● **SHORT EXERCISE**
Check each line of the data for "recallzebhead" and select those that have it.

● **AVAILABLE DATA**
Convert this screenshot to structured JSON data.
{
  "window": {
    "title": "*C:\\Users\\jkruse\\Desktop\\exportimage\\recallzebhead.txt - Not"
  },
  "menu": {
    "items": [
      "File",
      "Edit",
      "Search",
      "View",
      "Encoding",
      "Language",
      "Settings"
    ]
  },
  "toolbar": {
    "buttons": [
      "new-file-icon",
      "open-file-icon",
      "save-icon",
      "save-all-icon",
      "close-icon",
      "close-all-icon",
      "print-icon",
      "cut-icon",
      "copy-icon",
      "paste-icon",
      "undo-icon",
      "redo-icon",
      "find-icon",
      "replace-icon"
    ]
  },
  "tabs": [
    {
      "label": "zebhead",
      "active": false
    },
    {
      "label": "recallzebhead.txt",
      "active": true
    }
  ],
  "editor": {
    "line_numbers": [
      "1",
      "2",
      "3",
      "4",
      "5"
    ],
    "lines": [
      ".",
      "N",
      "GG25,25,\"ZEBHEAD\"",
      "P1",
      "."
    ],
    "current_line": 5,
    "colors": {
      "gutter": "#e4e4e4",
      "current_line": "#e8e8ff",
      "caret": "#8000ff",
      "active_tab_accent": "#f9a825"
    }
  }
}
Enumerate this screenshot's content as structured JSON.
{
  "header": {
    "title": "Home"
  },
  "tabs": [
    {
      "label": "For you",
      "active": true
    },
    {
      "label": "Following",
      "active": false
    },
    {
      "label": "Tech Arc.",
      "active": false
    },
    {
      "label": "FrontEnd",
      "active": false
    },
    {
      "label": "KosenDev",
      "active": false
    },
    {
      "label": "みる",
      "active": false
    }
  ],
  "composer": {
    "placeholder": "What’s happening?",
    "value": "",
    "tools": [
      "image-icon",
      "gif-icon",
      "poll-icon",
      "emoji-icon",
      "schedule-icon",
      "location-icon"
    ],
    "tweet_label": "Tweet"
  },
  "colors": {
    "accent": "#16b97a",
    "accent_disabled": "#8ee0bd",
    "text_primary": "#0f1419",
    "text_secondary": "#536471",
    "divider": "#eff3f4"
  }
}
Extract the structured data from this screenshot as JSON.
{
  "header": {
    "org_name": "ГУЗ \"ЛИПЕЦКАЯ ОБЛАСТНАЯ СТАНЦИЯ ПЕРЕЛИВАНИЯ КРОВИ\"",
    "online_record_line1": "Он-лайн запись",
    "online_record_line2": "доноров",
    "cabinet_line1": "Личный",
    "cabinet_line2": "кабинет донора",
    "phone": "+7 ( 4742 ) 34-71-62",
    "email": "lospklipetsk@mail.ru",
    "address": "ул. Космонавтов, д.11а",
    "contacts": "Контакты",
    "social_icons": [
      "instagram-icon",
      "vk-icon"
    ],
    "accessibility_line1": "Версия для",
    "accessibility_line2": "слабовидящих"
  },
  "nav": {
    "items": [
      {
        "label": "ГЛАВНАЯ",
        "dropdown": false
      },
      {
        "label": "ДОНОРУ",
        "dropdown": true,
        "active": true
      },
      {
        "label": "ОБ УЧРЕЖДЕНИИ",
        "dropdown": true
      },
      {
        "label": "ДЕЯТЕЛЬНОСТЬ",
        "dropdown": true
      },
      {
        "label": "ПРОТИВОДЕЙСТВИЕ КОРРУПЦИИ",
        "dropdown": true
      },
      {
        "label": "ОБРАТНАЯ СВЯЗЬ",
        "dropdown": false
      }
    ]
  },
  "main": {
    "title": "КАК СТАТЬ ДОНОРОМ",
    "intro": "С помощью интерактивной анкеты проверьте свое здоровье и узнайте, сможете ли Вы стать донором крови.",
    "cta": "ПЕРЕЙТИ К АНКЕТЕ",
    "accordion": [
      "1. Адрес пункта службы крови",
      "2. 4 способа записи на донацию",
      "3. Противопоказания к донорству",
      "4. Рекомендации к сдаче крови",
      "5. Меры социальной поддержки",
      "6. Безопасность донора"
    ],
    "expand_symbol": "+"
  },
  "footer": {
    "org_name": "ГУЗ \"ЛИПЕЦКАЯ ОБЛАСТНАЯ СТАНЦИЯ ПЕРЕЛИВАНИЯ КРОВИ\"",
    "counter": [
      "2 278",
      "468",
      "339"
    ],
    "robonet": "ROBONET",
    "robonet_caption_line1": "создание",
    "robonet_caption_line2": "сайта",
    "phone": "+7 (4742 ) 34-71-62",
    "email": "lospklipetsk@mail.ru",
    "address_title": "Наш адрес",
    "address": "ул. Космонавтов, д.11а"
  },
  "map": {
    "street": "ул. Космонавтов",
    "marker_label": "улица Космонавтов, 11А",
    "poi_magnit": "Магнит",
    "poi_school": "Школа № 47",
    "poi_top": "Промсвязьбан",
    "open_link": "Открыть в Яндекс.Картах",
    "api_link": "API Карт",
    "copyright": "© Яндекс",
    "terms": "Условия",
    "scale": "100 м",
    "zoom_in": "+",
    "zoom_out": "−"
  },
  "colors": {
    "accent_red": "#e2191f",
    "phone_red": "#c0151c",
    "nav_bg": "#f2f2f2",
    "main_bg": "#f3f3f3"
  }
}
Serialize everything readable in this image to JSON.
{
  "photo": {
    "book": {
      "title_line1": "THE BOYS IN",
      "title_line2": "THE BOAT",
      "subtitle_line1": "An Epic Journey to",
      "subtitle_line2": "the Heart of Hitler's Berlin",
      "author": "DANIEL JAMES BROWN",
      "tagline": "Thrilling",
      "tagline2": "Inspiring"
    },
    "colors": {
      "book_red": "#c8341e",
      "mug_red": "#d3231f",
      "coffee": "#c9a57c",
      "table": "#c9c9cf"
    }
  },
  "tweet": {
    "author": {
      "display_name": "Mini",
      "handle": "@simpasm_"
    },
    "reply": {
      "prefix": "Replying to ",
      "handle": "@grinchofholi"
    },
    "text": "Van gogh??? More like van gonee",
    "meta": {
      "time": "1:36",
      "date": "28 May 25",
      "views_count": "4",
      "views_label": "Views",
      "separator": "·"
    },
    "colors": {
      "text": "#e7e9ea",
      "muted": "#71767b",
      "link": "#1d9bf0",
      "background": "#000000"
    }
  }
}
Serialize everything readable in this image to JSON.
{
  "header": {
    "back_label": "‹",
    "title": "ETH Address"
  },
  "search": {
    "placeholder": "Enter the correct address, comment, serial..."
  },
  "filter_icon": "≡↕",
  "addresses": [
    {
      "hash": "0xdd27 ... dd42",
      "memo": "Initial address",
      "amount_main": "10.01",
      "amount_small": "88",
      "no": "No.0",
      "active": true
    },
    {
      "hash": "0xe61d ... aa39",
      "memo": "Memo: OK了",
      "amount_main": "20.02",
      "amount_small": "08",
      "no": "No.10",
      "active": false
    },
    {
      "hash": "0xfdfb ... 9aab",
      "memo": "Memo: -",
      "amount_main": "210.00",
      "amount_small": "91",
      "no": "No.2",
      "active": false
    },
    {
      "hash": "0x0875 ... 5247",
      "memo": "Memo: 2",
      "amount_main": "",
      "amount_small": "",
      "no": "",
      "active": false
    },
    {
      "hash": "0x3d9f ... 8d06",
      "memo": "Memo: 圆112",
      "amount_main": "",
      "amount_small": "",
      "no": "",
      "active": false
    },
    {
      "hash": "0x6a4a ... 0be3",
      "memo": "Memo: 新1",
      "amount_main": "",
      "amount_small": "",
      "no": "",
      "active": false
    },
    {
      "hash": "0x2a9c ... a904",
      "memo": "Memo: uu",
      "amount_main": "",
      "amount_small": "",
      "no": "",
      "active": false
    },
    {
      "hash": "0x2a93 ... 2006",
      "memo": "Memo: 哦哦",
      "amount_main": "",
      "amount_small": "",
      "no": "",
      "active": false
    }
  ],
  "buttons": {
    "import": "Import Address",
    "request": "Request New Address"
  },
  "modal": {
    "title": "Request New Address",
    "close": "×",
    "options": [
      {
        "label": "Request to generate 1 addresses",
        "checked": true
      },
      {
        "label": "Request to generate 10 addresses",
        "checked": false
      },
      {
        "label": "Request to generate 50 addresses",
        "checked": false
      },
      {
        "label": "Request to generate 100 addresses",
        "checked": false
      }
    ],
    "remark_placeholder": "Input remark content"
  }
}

● **EXERCISE RESPONSE**
    "title": "*C:\\Users\\jkruse\\Desktop\\exportimage\\recallzebhead.txt - Not"
      "label": "recallzebhead.txt",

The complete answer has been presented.